■ **MATERIAL TO PROCESS**
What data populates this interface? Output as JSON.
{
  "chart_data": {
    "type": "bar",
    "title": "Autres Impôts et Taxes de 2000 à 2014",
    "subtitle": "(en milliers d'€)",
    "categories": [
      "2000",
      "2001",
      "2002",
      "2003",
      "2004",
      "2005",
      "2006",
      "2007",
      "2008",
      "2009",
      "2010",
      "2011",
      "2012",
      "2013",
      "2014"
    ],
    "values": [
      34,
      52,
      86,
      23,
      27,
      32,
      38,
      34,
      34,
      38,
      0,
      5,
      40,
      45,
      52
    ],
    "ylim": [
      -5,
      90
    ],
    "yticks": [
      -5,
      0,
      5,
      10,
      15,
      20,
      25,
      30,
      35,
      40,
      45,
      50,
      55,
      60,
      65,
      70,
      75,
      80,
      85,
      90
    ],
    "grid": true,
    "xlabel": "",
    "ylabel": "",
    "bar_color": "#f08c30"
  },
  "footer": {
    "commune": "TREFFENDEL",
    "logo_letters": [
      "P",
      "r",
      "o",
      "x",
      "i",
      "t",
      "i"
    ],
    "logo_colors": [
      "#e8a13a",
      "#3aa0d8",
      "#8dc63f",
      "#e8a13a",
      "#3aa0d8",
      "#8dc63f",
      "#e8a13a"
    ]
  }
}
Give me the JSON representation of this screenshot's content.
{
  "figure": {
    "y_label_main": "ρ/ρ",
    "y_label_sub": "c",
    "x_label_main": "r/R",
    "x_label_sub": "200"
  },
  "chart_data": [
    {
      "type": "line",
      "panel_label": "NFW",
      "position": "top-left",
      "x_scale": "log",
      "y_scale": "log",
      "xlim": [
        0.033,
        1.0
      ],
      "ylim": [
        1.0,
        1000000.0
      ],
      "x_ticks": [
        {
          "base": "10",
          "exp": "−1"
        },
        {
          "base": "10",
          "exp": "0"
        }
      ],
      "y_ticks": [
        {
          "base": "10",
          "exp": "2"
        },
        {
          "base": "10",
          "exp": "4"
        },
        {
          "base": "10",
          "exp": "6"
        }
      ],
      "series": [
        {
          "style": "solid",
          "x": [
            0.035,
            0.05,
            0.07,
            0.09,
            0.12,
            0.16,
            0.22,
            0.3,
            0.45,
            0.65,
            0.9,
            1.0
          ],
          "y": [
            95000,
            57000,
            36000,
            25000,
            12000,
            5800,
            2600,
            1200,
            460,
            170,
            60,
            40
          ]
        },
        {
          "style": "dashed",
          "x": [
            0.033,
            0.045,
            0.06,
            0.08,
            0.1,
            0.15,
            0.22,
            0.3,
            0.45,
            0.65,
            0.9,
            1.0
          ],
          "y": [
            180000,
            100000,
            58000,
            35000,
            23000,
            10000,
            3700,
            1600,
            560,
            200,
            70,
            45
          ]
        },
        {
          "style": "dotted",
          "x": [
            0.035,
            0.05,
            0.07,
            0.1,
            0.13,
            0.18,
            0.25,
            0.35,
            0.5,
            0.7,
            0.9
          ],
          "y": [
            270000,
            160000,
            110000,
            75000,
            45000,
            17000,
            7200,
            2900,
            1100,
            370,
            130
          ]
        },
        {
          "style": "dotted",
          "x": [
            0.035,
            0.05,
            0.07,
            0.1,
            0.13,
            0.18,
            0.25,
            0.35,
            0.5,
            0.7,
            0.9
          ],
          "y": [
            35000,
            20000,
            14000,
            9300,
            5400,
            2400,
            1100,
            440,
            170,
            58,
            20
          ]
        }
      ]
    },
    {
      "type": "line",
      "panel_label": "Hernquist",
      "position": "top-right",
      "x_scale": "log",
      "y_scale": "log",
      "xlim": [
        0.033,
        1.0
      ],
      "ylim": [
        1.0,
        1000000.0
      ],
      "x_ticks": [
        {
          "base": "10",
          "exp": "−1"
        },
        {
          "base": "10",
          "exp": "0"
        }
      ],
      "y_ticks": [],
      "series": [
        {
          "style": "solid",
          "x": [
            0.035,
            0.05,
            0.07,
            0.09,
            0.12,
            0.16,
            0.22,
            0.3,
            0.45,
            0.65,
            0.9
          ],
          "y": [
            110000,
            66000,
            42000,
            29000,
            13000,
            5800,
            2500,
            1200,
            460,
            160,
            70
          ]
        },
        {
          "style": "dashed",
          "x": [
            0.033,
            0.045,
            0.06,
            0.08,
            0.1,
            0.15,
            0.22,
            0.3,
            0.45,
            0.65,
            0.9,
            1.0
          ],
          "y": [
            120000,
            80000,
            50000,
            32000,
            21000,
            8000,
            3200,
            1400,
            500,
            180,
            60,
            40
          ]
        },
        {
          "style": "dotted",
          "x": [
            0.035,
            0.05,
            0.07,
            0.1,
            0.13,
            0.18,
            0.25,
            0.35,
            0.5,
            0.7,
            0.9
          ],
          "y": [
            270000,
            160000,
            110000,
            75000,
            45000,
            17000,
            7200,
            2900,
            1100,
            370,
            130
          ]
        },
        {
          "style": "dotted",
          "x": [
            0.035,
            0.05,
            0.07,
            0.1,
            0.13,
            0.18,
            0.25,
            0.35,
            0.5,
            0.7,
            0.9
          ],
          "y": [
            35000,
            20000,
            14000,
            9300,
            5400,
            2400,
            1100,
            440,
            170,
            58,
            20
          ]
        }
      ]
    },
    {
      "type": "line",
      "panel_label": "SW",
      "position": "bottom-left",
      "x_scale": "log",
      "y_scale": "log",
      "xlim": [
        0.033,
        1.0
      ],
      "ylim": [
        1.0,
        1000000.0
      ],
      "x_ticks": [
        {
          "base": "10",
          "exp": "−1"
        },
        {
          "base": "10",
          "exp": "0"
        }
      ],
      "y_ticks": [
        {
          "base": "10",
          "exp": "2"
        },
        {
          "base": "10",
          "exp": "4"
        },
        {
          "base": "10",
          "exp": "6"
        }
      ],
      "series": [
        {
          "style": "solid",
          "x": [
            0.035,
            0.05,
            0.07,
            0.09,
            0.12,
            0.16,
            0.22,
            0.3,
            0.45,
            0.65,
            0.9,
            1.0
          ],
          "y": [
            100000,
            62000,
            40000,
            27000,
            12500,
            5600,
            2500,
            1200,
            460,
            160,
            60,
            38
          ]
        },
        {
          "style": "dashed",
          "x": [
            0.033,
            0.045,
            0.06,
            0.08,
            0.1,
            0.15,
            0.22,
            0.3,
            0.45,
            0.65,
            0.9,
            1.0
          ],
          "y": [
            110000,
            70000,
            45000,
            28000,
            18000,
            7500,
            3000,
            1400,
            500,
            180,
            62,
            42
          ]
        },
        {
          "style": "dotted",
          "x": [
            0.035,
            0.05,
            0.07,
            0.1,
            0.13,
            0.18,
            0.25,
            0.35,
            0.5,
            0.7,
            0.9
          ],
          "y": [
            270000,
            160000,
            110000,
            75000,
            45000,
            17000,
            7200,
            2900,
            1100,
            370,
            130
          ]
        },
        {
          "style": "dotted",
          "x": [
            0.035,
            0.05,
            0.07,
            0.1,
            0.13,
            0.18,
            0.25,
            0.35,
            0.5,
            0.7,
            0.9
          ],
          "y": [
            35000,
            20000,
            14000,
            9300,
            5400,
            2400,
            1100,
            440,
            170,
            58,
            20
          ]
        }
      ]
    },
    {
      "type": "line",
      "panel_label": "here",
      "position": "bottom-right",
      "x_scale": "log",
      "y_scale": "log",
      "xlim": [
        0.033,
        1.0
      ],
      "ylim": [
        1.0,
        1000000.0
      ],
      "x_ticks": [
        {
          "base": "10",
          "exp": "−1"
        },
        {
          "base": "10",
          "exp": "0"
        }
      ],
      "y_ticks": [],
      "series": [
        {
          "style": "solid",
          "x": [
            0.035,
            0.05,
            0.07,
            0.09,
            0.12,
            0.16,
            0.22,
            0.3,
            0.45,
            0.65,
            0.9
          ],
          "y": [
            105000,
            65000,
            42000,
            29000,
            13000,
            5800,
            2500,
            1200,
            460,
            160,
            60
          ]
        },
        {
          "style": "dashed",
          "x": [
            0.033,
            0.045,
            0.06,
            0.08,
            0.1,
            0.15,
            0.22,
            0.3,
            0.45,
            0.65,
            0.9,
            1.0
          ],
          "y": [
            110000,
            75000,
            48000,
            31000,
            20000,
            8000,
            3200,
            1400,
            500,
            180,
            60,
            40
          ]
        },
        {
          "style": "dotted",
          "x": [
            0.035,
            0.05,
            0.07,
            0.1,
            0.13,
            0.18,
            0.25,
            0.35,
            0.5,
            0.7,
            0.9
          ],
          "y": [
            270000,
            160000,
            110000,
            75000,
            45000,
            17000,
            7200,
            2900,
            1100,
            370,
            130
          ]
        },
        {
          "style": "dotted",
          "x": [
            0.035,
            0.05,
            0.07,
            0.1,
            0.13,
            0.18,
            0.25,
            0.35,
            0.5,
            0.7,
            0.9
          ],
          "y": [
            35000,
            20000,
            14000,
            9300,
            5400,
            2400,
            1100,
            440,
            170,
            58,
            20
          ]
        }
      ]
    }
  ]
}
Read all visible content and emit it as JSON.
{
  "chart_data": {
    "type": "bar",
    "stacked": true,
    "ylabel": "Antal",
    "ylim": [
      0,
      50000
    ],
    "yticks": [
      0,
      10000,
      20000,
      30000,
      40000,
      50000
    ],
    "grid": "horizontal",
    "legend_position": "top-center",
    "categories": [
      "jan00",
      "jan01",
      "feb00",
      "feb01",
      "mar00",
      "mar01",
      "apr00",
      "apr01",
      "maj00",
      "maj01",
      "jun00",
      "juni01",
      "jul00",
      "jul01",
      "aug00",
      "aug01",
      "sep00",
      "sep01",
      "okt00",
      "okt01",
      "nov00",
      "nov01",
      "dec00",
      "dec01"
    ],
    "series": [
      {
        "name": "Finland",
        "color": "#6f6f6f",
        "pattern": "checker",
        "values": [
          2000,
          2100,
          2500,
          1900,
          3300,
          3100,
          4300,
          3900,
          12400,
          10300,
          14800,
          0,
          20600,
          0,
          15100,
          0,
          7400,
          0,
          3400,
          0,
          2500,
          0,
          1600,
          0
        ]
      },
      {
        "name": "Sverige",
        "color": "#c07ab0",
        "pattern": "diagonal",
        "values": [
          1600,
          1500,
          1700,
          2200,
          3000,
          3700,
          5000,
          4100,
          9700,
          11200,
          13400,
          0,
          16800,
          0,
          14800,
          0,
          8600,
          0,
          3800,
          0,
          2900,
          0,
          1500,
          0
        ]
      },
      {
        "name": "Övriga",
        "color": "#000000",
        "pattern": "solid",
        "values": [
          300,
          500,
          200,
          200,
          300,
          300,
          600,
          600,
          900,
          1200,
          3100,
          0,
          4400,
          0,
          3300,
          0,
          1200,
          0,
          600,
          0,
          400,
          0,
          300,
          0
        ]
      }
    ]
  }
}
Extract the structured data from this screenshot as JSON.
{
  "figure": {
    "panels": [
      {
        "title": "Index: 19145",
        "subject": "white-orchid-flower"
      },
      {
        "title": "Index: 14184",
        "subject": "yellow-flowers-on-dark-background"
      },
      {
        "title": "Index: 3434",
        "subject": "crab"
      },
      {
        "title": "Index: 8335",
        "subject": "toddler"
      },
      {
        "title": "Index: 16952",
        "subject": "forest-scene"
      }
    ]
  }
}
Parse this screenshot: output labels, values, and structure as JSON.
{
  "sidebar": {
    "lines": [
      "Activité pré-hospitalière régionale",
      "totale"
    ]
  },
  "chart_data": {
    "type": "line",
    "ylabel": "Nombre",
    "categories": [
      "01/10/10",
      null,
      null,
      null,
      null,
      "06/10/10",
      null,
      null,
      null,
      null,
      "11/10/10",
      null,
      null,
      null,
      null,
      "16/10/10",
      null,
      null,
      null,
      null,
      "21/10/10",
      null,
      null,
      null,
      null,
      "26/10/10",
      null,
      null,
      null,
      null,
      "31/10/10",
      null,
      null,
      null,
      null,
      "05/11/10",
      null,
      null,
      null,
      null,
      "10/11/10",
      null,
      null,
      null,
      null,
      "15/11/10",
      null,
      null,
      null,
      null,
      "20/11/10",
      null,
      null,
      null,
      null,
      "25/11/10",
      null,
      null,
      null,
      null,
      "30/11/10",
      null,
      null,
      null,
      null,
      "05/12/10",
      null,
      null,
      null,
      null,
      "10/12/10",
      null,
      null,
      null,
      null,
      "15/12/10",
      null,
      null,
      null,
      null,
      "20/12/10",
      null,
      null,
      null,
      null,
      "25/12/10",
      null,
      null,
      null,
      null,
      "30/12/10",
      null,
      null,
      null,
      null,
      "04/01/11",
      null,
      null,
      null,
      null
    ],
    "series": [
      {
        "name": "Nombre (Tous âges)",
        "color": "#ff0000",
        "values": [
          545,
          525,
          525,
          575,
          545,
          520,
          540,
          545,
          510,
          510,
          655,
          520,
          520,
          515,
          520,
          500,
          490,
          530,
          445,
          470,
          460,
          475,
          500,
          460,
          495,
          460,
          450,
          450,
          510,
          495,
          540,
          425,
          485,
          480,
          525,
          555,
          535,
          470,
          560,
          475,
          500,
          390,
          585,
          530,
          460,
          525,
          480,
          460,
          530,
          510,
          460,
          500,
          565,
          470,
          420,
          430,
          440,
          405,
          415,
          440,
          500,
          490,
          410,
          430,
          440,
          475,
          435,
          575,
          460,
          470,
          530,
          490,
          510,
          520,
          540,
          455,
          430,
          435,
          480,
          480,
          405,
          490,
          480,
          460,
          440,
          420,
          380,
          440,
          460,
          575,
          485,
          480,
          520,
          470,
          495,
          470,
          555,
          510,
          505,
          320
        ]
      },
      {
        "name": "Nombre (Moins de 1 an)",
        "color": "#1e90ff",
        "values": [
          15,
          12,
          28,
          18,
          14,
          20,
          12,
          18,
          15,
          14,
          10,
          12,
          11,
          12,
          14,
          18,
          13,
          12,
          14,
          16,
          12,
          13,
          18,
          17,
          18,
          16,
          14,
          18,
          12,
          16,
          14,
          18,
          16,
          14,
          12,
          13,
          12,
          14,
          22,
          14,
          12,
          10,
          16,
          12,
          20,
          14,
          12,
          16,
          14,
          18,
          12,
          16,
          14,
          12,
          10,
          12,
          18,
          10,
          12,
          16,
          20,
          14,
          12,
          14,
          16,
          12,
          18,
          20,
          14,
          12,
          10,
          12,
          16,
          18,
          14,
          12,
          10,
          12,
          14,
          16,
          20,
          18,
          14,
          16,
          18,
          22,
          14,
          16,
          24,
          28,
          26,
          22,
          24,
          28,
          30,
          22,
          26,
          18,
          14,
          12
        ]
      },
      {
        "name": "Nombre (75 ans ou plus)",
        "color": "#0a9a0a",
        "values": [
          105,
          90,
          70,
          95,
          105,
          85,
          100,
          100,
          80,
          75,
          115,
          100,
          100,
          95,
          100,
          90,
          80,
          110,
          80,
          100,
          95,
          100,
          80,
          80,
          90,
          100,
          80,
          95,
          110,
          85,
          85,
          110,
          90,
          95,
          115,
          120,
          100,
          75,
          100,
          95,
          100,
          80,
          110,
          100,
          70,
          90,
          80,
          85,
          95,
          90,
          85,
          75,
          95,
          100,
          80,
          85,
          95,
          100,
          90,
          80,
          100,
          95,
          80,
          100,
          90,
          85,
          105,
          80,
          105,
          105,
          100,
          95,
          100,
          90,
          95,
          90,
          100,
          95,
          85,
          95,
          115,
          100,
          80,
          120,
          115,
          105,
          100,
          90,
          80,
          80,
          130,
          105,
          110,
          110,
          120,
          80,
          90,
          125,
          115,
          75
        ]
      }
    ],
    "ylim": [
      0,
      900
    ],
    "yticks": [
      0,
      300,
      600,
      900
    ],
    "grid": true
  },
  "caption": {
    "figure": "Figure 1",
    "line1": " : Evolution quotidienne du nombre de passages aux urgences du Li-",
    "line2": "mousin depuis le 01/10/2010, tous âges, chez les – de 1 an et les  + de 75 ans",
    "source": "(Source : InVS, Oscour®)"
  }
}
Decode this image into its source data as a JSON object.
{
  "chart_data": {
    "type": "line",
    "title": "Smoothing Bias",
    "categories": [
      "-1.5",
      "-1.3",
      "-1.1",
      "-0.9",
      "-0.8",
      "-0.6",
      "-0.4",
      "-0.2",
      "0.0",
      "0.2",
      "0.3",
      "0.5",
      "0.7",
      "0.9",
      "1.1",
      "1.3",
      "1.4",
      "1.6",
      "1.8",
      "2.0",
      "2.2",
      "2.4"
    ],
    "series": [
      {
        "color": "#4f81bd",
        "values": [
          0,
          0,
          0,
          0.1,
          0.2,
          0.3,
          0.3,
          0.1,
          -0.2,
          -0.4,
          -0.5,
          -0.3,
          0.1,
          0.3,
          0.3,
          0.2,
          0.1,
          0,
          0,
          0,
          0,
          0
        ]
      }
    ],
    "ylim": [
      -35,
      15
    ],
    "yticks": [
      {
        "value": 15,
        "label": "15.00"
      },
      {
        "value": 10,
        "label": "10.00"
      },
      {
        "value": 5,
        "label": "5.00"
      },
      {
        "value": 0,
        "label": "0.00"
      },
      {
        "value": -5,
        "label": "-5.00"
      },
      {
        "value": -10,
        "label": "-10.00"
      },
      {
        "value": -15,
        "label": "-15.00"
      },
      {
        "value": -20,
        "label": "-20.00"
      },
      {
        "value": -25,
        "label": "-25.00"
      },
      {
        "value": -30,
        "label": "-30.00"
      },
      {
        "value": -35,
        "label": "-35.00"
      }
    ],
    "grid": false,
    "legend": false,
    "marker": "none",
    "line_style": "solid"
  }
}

■ **TASK DESCRIPTION**
Search the data for "âges". Copy every line that has it.

■ **EXERCISE RESPONSE**
        "name": "Nombre (Tous âges)",
    "line2": "mousin depuis le 01/10/2010, tous âges, chez les – de 1 an et les  + de 75 ans",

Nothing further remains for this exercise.